▶ _Exercise goal_
Each of the entries should be retyped precisely as it appears.

▶ _Data section_
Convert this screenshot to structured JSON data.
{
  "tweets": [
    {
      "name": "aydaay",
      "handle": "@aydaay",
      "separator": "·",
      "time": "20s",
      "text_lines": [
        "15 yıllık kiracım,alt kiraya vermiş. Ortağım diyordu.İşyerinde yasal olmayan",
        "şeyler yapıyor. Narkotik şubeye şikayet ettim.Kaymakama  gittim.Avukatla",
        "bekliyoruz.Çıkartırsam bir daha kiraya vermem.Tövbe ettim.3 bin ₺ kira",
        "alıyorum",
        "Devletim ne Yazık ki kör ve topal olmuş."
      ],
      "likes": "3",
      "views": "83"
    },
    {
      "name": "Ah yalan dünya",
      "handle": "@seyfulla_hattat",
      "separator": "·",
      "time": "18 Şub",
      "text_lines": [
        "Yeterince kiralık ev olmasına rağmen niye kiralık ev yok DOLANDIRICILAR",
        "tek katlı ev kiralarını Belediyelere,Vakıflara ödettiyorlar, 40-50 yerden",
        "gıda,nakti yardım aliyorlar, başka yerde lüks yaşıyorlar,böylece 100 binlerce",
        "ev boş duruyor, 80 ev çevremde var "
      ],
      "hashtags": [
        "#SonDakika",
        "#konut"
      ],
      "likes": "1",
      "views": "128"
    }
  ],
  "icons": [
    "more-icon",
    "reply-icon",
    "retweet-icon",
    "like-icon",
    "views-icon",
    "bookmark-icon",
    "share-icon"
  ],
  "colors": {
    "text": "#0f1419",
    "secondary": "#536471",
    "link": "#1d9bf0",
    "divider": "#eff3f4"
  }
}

▶ _Exercise answer_
Convert this screenshot to structured JSON data.
{
  "tweets": [
    {
      "name": "aydaay",
      "handle": "@aydaay",
      "separator": "·",
      "time": "20s",
      "text_lines": [
        "15 yıllık kiracım,alt kiraya vermiş. Ortağım diyordu.İşyerinde yasal olmayan",
        "şeyler yapıyor. Narkotik şubeye şikayet ettim.Kaymakama  gittim.Avukatla",
        "bekliyoruz.Çıkartırsam bir daha kiraya vermem.Tövbe ettim.3 bin ₺ kira",
        "alıyorum",
        "Devletim ne Yazık ki kör ve topal olmuş."
      ],
      "likes": "3",
      "views": "83"
    },
    {
      "name": "Ah yalan dünya",
      "handle": "@seyfulla_hattat",
      "separator": "·",
      "time": "18 Şub",
      "text_lines": [
        "Yeterince kiralık ev olmasına rağmen niye kiralık ev yok DOLANDIRICILAR",
        "tek katlı ev kiralarını Belediyelere,Vakıflara ödettiyorlar, 40-50 yerden",
        "gıda,nakti yardım aliyorlar, başka yerde lüks yaşıyorlar,böylece 100 binlerce",
        "ev boş duruyor, 80 ev çevremde var "
      ],
      "hashtags": [
        "#SonDakika",
        "#konut"
      ],
      "likes": "1",
      "views": "128"
    }
  ],
  "icons": [
    "more-icon",
    "reply-icon",
    "retweet-icon",
    "like-icon",
    "views-icon",
    "bookmark-icon",
    "share-icon"
  ],
  "colors": {
    "text": "#0f1419",
    "secondary": "#536471",
    "link": "#1d9bf0",
    "divider": "#eff3f4"
  }
}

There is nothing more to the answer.